--- Record extracts ---

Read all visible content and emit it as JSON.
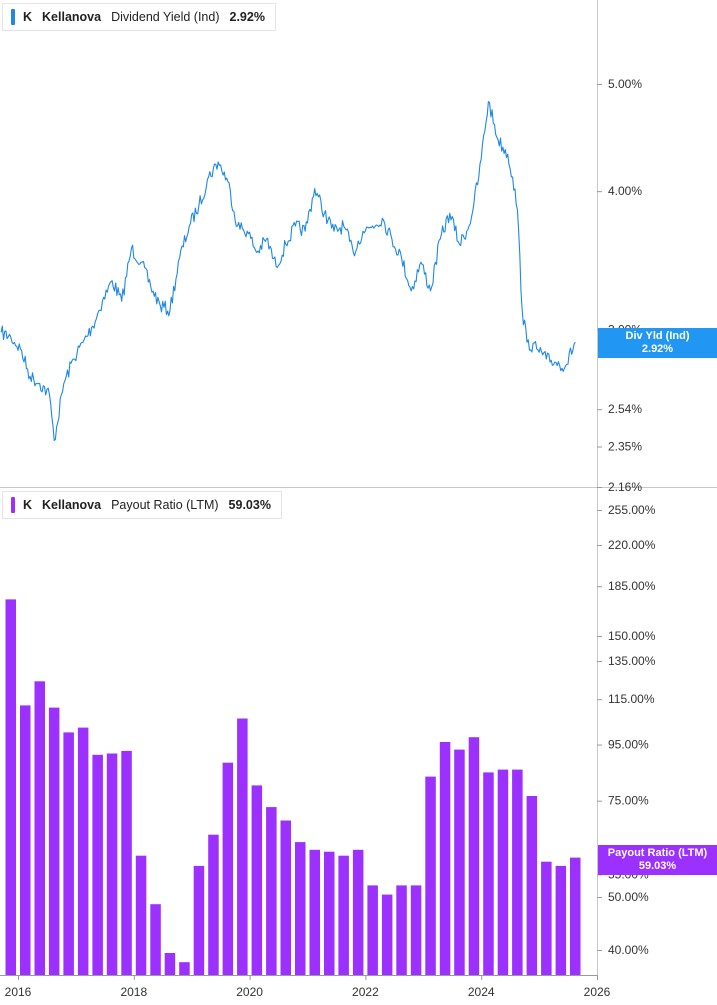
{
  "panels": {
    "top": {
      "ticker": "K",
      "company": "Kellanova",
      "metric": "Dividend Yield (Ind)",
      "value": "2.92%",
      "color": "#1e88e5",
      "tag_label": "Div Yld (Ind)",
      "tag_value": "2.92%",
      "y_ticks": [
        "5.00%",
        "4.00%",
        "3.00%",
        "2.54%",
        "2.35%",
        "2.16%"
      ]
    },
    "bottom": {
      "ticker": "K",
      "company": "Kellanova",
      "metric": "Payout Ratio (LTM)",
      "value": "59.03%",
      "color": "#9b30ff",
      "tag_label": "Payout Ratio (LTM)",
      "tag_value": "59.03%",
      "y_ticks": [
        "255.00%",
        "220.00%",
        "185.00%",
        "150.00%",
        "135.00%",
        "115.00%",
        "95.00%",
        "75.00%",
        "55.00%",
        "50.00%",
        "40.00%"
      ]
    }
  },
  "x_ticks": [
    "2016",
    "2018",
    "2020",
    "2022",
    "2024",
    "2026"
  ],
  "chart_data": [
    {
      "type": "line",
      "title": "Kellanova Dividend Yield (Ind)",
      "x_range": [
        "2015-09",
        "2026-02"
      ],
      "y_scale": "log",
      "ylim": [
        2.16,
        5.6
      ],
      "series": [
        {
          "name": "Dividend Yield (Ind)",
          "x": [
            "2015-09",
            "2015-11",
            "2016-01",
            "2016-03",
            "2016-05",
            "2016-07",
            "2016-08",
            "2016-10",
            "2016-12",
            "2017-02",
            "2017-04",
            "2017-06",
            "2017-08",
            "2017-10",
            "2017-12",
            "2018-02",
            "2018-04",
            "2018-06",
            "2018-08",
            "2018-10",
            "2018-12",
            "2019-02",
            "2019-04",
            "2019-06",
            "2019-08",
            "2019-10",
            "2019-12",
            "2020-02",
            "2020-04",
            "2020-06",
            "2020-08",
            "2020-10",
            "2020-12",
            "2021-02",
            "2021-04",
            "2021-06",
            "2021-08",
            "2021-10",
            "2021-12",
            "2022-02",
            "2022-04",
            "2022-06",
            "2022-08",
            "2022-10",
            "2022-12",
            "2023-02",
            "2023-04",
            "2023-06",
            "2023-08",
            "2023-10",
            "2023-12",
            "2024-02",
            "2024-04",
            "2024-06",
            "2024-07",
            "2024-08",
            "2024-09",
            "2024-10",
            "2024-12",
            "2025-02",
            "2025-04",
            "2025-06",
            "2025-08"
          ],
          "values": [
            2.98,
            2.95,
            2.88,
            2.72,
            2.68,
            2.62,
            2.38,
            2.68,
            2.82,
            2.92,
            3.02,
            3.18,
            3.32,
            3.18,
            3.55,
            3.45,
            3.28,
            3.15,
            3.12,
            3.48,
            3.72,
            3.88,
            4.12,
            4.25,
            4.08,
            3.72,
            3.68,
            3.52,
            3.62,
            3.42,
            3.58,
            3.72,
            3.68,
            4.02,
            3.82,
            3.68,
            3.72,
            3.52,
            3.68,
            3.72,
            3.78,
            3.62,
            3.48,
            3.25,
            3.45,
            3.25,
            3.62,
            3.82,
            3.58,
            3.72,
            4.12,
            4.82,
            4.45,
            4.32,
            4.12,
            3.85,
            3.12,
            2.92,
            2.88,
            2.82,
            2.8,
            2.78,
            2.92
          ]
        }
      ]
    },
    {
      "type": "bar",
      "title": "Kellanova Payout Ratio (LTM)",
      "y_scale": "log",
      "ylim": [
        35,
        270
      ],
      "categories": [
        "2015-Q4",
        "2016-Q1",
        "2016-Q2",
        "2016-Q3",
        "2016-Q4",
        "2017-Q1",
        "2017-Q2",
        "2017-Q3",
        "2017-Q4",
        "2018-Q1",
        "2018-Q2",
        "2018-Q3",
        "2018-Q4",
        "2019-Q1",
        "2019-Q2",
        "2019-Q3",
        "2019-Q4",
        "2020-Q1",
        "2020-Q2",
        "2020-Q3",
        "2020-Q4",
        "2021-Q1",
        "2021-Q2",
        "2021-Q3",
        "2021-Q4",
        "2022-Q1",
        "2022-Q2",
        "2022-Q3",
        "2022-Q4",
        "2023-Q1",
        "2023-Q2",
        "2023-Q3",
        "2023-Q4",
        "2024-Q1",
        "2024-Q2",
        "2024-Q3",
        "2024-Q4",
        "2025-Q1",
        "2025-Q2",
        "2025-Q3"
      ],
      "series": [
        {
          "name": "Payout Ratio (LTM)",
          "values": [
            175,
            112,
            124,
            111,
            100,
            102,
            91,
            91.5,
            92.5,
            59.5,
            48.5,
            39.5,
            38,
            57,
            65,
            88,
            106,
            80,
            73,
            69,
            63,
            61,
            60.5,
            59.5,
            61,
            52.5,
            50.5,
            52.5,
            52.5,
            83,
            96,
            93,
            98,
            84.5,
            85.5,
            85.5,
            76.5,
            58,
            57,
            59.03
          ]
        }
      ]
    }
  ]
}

---

### Written instruction:
Using the listing above, list every line in which the string "metric" occurs.

### Response below:
      "metric": "Dividend Yield (Ind)",
      "metric": "Payout Ratio (LTM)",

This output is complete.